**Work to do**: Look through the data for the string "Мужчины". Copy every line where it is found.

**Source data**:
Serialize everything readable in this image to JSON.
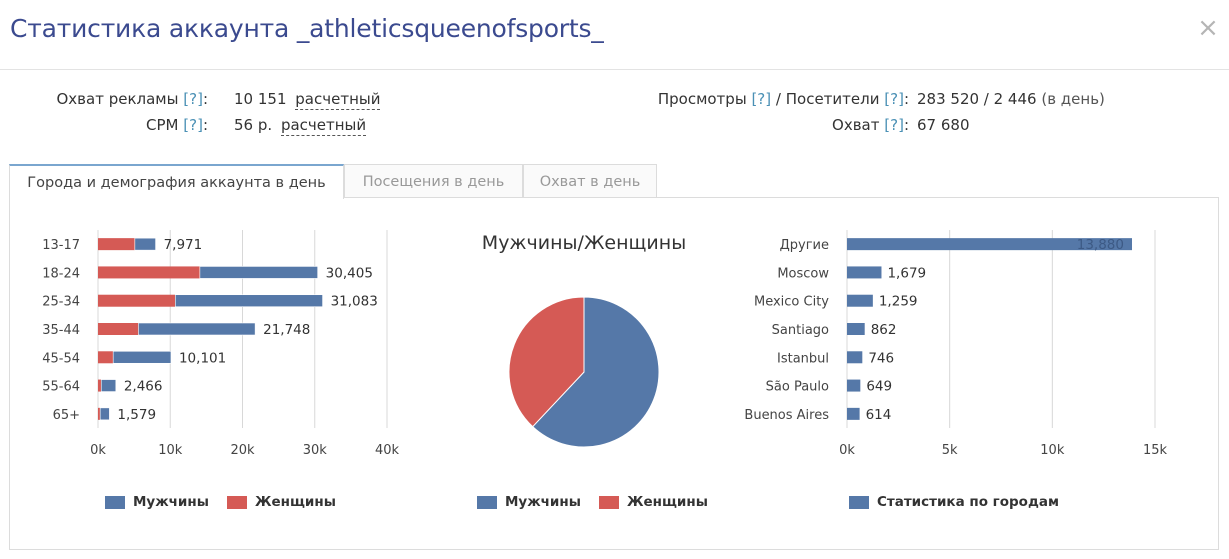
{
  "title": "Статистика аккаунта _athleticsqueenofsports_",
  "close_symbol": "×",
  "stats": {
    "reach_ads": {
      "label": "Охват рекламы",
      "help": "[?]",
      "value": "10 151",
      "note": "расчетный"
    },
    "cpm": {
      "label": "CPM",
      "help": "[?]",
      "value": "56 р.",
      "note": "расчетный"
    },
    "views": {
      "label_a": "Просмотры",
      "help_a": "[?]",
      "sep": "/",
      "label_b": "Посетители",
      "help_b": "[?]",
      "value": "283 520 / 2 446",
      "note": "(в день)"
    },
    "reach": {
      "label": "Охват",
      "help": "[?]",
      "value": "67 680"
    }
  },
  "tabs": [
    {
      "label": "Города и демография аккаунта в день",
      "active": true
    },
    {
      "label": "Посещения в день",
      "active": false
    },
    {
      "label": "Охват в день",
      "active": false
    }
  ],
  "colors": {
    "male": "#5578a8",
    "female": "#d55a55",
    "city": "#5578a8"
  },
  "legends": {
    "male": "Мужчины",
    "female": "Женщины",
    "cities": "Статистика по городам"
  },
  "chart_data": [
    {
      "type": "bar",
      "orientation": "horizontal",
      "stacked": true,
      "categories": [
        "13-17",
        "18-24",
        "25-34",
        "35-44",
        "45-54",
        "55-64",
        "65+"
      ],
      "series": [
        {
          "name": "Женщины",
          "values": [
            5100,
            14100,
            10700,
            5600,
            2100,
            450,
            300
          ]
        },
        {
          "name": "Мужчины",
          "values": [
            2871,
            16305,
            20383,
            16148,
            8001,
            2016,
            1279
          ]
        }
      ],
      "totals": [
        "7,971",
        "30,405",
        "31,083",
        "21,748",
        "10,101",
        "2,466",
        "1,579"
      ],
      "total_values": [
        7971,
        30405,
        31083,
        21748,
        10101,
        2466,
        1579
      ],
      "xlim": [
        0,
        40000
      ],
      "xticks": [
        "0k",
        "10k",
        "20k",
        "30k",
        "40k"
      ],
      "legend": "bottom"
    },
    {
      "type": "pie",
      "title": "Мужчины/Женщины",
      "slices": [
        {
          "name": "Мужчины",
          "value": 62
        },
        {
          "name": "Женщины",
          "value": 38
        }
      ],
      "legend": "bottom"
    },
    {
      "type": "bar",
      "orientation": "horizontal",
      "categories": [
        "Другие",
        "Moscow",
        "Mexico City",
        "Santiago",
        "Istanbul",
        "São Paulo",
        "Buenos Aires"
      ],
      "series": [
        {
          "name": "Статистика по городам",
          "values": [
            13880,
            1679,
            1259,
            862,
            746,
            649,
            614
          ]
        }
      ],
      "labels": [
        "13,880",
        "1,679",
        "1,259",
        "862",
        "746",
        "649",
        "614"
      ],
      "xlim": [
        0,
        15000
      ],
      "xticks": [
        "0k",
        "5k",
        "10k",
        "15k"
      ],
      "legend": "bottom"
    }
  ]
}
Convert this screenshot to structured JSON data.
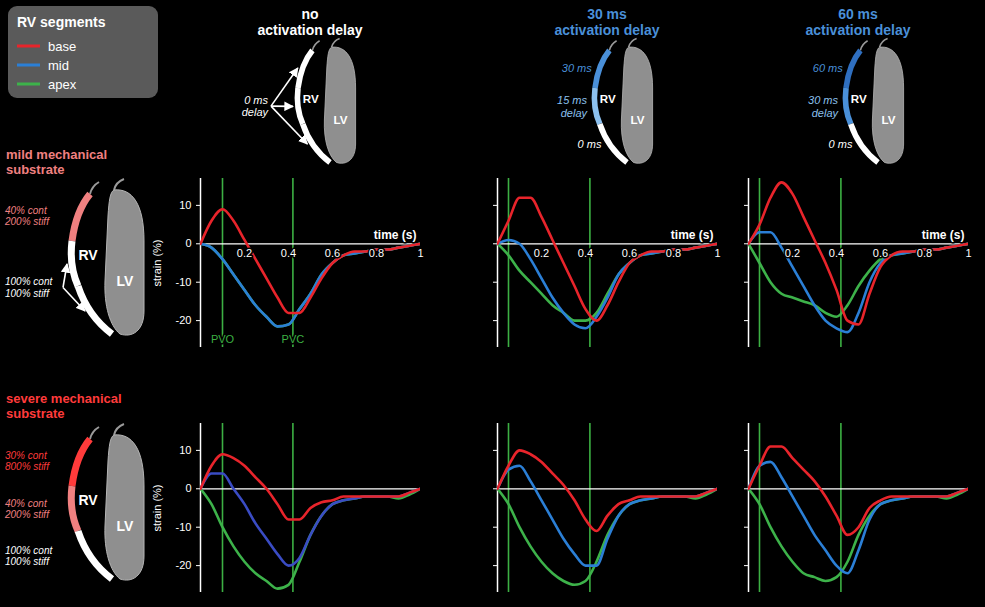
{
  "figure": {
    "legend_title": "RV segments",
    "chamber_labels": [
      "RV",
      "LV"
    ],
    "columns": [
      {
        "title": "no activation delay",
        "color": "#ffffff",
        "labels": [
          {
            "text": "0 ms delay",
            "color": "#ffffff"
          }
        ],
        "colors": [
          "#ffffff",
          "#ffffff",
          "#ffffff"
        ]
      },
      {
        "title": "30 ms activation delay",
        "color": "#4a90d9",
        "labels": [
          {
            "text": "30 ms",
            "color": "#4a90d9"
          },
          {
            "text": "15 ms delay",
            "color": "#8cc0ee"
          },
          {
            "text": "0 ms",
            "color": "#ffffff"
          }
        ],
        "colors": [
          "#4a90d9",
          "#8cc0ee",
          "#ffffff"
        ]
      },
      {
        "title": "60 ms activation delay",
        "color": "#4a90d9",
        "labels": [
          {
            "text": "60 ms",
            "color": "#4a90d9"
          },
          {
            "text": "30 ms delay",
            "color": "#8cc0ee"
          },
          {
            "text": "0 ms",
            "color": "#ffffff"
          }
        ],
        "colors": [
          "#2f6fc0",
          "#4a90d9",
          "#ffffff"
        ]
      }
    ],
    "rows": [
      {
        "title": "mild mechanical substrate",
        "color": "#f08080",
        "labels": [
          {
            "text": "40% cont 200% stiff",
            "color": "#f08080"
          },
          {
            "text": "100% cont 100% stiff",
            "color": "#ffffff"
          }
        ],
        "colors": [
          "#f08080",
          "#ffffff",
          "#ffffff"
        ]
      },
      {
        "title": "severe mechanical substrate",
        "color": "#ff3b3b",
        "labels": [
          {
            "text": "30% cont 800% stiff",
            "color": "#ff3b3b"
          },
          {
            "text": "40% cont 200% stiff",
            "color": "#f08080"
          },
          {
            "text": "100% cont 100% stiff",
            "color": "#ffffff"
          }
        ],
        "colors": [
          "#ff3b3b",
          "#f08080",
          "#ffffff"
        ]
      }
    ]
  },
  "chart_data": [
    {
      "type": "line",
      "legend": "top-left",
      "x": [
        0,
        0.05,
        0.1,
        0.15,
        0.2,
        0.25,
        0.3,
        0.35,
        0.4,
        0.45,
        0.5,
        0.55,
        0.6,
        0.65,
        0.7,
        0.75,
        0.8,
        0.85,
        0.9,
        0.95,
        1
      ],
      "series": [
        {
          "name": "base",
          "color": "#e8242b",
          "values": [
            0,
            6,
            9,
            6,
            1,
            -4,
            -9,
            -14,
            -18,
            -18,
            -14,
            -9,
            -5,
            -3,
            -2,
            -2,
            -1.5,
            -1.5,
            -1,
            -0.5,
            0
          ]
        },
        {
          "name": "mid",
          "color": "#2b7fd6",
          "values": [
            0,
            -1,
            -4,
            -8,
            -12,
            -16,
            -19,
            -21.5,
            -21,
            -17,
            -13,
            -8,
            -5,
            -3,
            -2.5,
            -2,
            -1.5,
            -1.5,
            -1,
            -0.5,
            0
          ]
        },
        {
          "name": "apex",
          "color": "#3db24a",
          "values": [
            0,
            -1,
            -4,
            -8,
            -12,
            -16,
            -19,
            -21.5,
            -21,
            -17,
            -13,
            -8,
            -5,
            -3,
            -2.5,
            -2,
            -1.5,
            -1.5,
            -1,
            -0.5,
            0
          ]
        }
      ],
      "xlim": [
        0,
        1
      ],
      "ylim": [
        -27,
        17
      ],
      "xticks": [
        0.2,
        0.4,
        0.6,
        0.8,
        1
      ],
      "yticks": [
        10,
        0,
        -10,
        -20
      ],
      "x_label": "time (s)",
      "y_label": "strain (%)",
      "annotations": [
        {
          "x": 0.1,
          "label": "PVO"
        },
        {
          "x": 0.42,
          "label": "PVC"
        }
      ]
    },
    {
      "type": "line",
      "x": [
        0,
        0.05,
        0.1,
        0.15,
        0.2,
        0.25,
        0.3,
        0.35,
        0.4,
        0.45,
        0.5,
        0.55,
        0.6,
        0.65,
        0.7,
        0.75,
        0.8,
        0.85,
        0.9,
        0.95,
        1
      ],
      "series": [
        {
          "name": "base",
          "color": "#e8242b",
          "values": [
            0,
            6,
            12,
            12,
            7,
            1,
            -5,
            -11,
            -17,
            -20,
            -16,
            -10,
            -5,
            -3,
            -2,
            -2,
            -1.5,
            -1.5,
            -1,
            -0.5,
            0
          ]
        },
        {
          "name": "mid",
          "color": "#2b7fd6",
          "values": [
            0,
            1,
            0,
            -4,
            -9,
            -14,
            -18,
            -21,
            -22,
            -19,
            -14,
            -8,
            -5,
            -3,
            -2.5,
            -2,
            -1.5,
            -1.5,
            -1,
            -0.5,
            0
          ]
        },
        {
          "name": "apex",
          "color": "#3db24a",
          "values": [
            0,
            -3,
            -7,
            -10,
            -13,
            -16,
            -18,
            -20,
            -20,
            -18,
            -13,
            -8,
            -5,
            -3,
            -2.5,
            -2,
            -1.5,
            -1.5,
            -1,
            -0.5,
            0
          ]
        }
      ],
      "xlim": [
        0,
        1
      ],
      "ylim": [
        -27,
        17
      ],
      "xticks": [
        0.2,
        0.4,
        0.6,
        0.8,
        1
      ],
      "yticks": [
        10,
        0,
        -10,
        -20
      ],
      "x_label": "time (s)",
      "tick_labels": "x",
      "annotations": [
        {
          "x": 0.05
        },
        {
          "x": 0.42
        }
      ]
    },
    {
      "type": "line",
      "x": [
        0,
        0.05,
        0.1,
        0.15,
        0.2,
        0.25,
        0.3,
        0.35,
        0.4,
        0.45,
        0.5,
        0.55,
        0.6,
        0.65,
        0.7,
        0.75,
        0.8,
        0.85,
        0.9,
        0.95,
        1
      ],
      "series": [
        {
          "name": "base",
          "color": "#e8242b",
          "values": [
            0,
            5,
            12,
            16,
            13,
            7,
            1,
            -5,
            -12,
            -20,
            -21,
            -13,
            -6,
            -3,
            -2,
            -2,
            -1.5,
            -1.5,
            -1,
            -0.5,
            0
          ]
        },
        {
          "name": "mid",
          "color": "#2b7fd6",
          "values": [
            0,
            3,
            3,
            -1,
            -6,
            -11,
            -16,
            -20,
            -22,
            -23,
            -18,
            -10,
            -5,
            -3,
            -2.5,
            -2,
            -1.5,
            -1.5,
            -1,
            -0.5,
            0
          ]
        },
        {
          "name": "apex",
          "color": "#3db24a",
          "values": [
            0,
            -5,
            -10,
            -13,
            -14,
            -15,
            -16,
            -18,
            -19,
            -16,
            -11,
            -7,
            -4,
            -3,
            -2.5,
            -2,
            -1.5,
            -1.5,
            -1,
            -0.5,
            0
          ]
        }
      ],
      "xlim": [
        0,
        1
      ],
      "ylim": [
        -27,
        17
      ],
      "xticks": [
        0.2,
        0.4,
        0.6,
        0.8,
        1
      ],
      "yticks": [
        10,
        0,
        -10,
        -20
      ],
      "x_label": "time (s)",
      "tick_labels": "x",
      "annotations": [
        {
          "x": 0.05
        },
        {
          "x": 0.42
        }
      ]
    },
    {
      "type": "line",
      "x": [
        0,
        0.05,
        0.1,
        0.15,
        0.2,
        0.25,
        0.3,
        0.35,
        0.4,
        0.45,
        0.5,
        0.55,
        0.6,
        0.65,
        0.7,
        0.75,
        0.8,
        0.85,
        0.9,
        0.95,
        1
      ],
      "series": [
        {
          "name": "base",
          "color": "#e8242b",
          "values": [
            0,
            6,
            9,
            8,
            6,
            3,
            0,
            -4,
            -8,
            -8,
            -5,
            -3.5,
            -3,
            -2,
            -2,
            -2,
            -2,
            -2,
            -2,
            -1,
            0
          ]
        },
        {
          "name": "mid",
          "color": "#3a4cc4",
          "values": [
            0,
            4,
            4,
            0,
            -4,
            -9,
            -13,
            -17,
            -20,
            -18,
            -12,
            -7,
            -4,
            -3,
            -2.5,
            -2,
            -2,
            -2,
            -2,
            -1,
            0
          ]
        },
        {
          "name": "apex",
          "color": "#3db24a",
          "values": [
            0,
            -4,
            -10,
            -15,
            -19,
            -22,
            -24,
            -26,
            -25,
            -19,
            -12,
            -7,
            -4,
            -3,
            -2.5,
            -2,
            -2,
            -2,
            -2.5,
            -1.5,
            0
          ]
        }
      ],
      "xlim": [
        0,
        1
      ],
      "ylim": [
        -27,
        17
      ],
      "yticks": [
        10,
        0,
        -10,
        -20
      ],
      "y_label": "strain (%)",
      "tick_labels": "y",
      "annotations": [
        {
          "x": 0.1
        },
        {
          "x": 0.42
        }
      ]
    },
    {
      "type": "line",
      "x": [
        0,
        0.05,
        0.1,
        0.15,
        0.2,
        0.25,
        0.3,
        0.35,
        0.4,
        0.45,
        0.5,
        0.55,
        0.6,
        0.65,
        0.7,
        0.75,
        0.8,
        0.85,
        0.9,
        0.95,
        1
      ],
      "series": [
        {
          "name": "base",
          "color": "#e8242b",
          "values": [
            0,
            6,
            10,
            9,
            7,
            4,
            1,
            -3,
            -8,
            -11,
            -7,
            -4,
            -3,
            -2,
            -2,
            -2,
            -2,
            -2,
            -2,
            -1,
            0
          ]
        },
        {
          "name": "mid",
          "color": "#2b7fd6",
          "values": [
            0,
            5,
            6,
            2,
            -3,
            -8,
            -13,
            -17,
            -20,
            -20,
            -13,
            -7,
            -4,
            -3,
            -2.5,
            -2,
            -2,
            -2,
            -2,
            -1,
            0
          ]
        },
        {
          "name": "apex",
          "color": "#3db24a",
          "values": [
            0,
            -4,
            -10,
            -15,
            -19,
            -22,
            -24,
            -25,
            -24,
            -19,
            -12,
            -7,
            -4,
            -3,
            -2.5,
            -2,
            -2,
            -2,
            -2.5,
            -1.5,
            0
          ]
        }
      ],
      "xlim": [
        0,
        1
      ],
      "ylim": [
        -27,
        17
      ],
      "yticks": [
        10,
        0,
        -10,
        -20
      ],
      "tick_labels": false,
      "annotations": [
        {
          "x": 0.05
        },
        {
          "x": 0.42
        }
      ]
    },
    {
      "type": "line",
      "x": [
        0,
        0.05,
        0.1,
        0.15,
        0.2,
        0.25,
        0.3,
        0.35,
        0.4,
        0.45,
        0.5,
        0.55,
        0.6,
        0.65,
        0.7,
        0.75,
        0.8,
        0.85,
        0.9,
        0.95,
        1
      ],
      "series": [
        {
          "name": "base",
          "color": "#e8242b",
          "values": [
            0,
            6,
            11,
            11,
            8,
            5,
            2,
            -2,
            -7,
            -12,
            -10,
            -5,
            -3,
            -2,
            -2,
            -2,
            -2,
            -2,
            -2,
            -1,
            0
          ]
        },
        {
          "name": "mid",
          "color": "#2b7fd6",
          "values": [
            0,
            6,
            7,
            3,
            -2,
            -7,
            -12,
            -16,
            -20,
            -22,
            -16,
            -8,
            -4,
            -3,
            -2.5,
            -2,
            -2,
            -2,
            -2,
            -1,
            0
          ]
        },
        {
          "name": "apex",
          "color": "#3db24a",
          "values": [
            0,
            -4,
            -10,
            -15,
            -19,
            -22,
            -23,
            -24,
            -23,
            -19,
            -12,
            -7,
            -4,
            -3,
            -2.5,
            -2,
            -2,
            -2,
            -2.5,
            -1.5,
            0
          ]
        }
      ],
      "xlim": [
        0,
        1
      ],
      "ylim": [
        -27,
        17
      ],
      "yticks": [
        10,
        0,
        -10,
        -20
      ],
      "tick_labels": false,
      "annotations": [
        {
          "x": 0.05
        },
        {
          "x": 0.42
        }
      ]
    }
  ]
}
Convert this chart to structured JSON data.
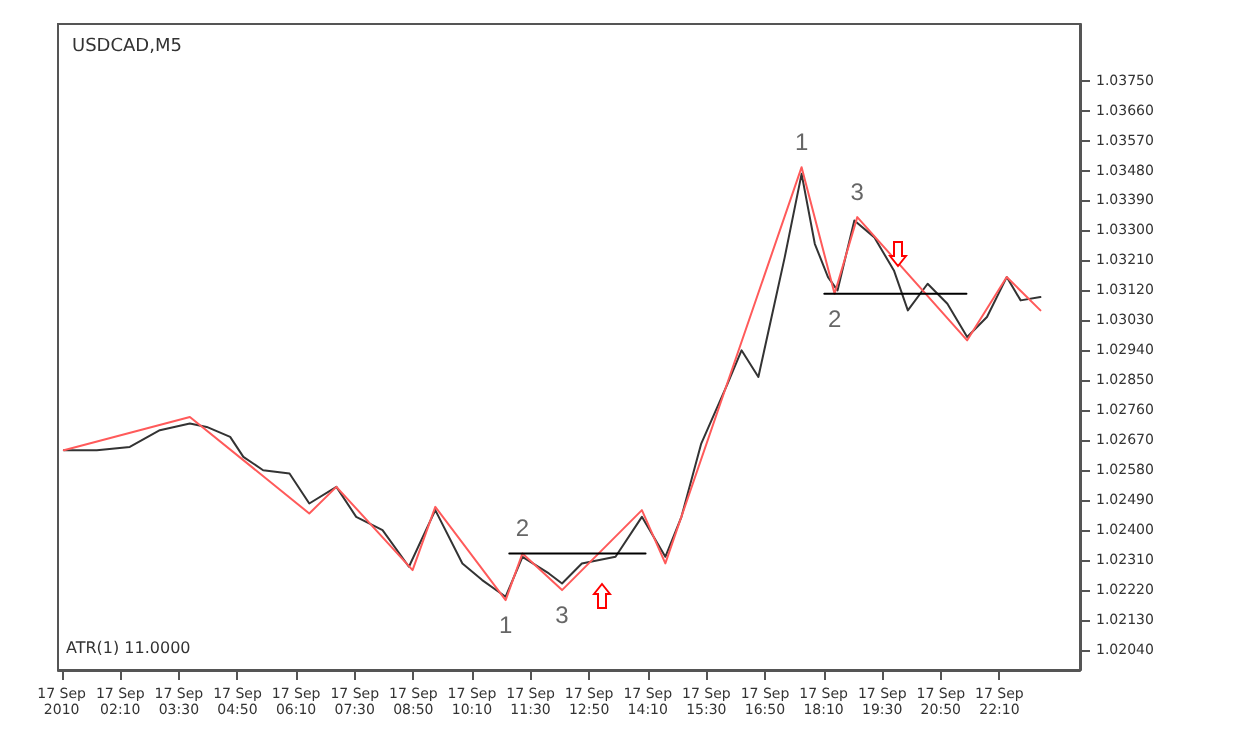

**Exercise answer**:
    "male": "Мужчины",
          "name": "Мужчины",
      "title": "Мужчины/Женщины",
          "name": "Мужчины",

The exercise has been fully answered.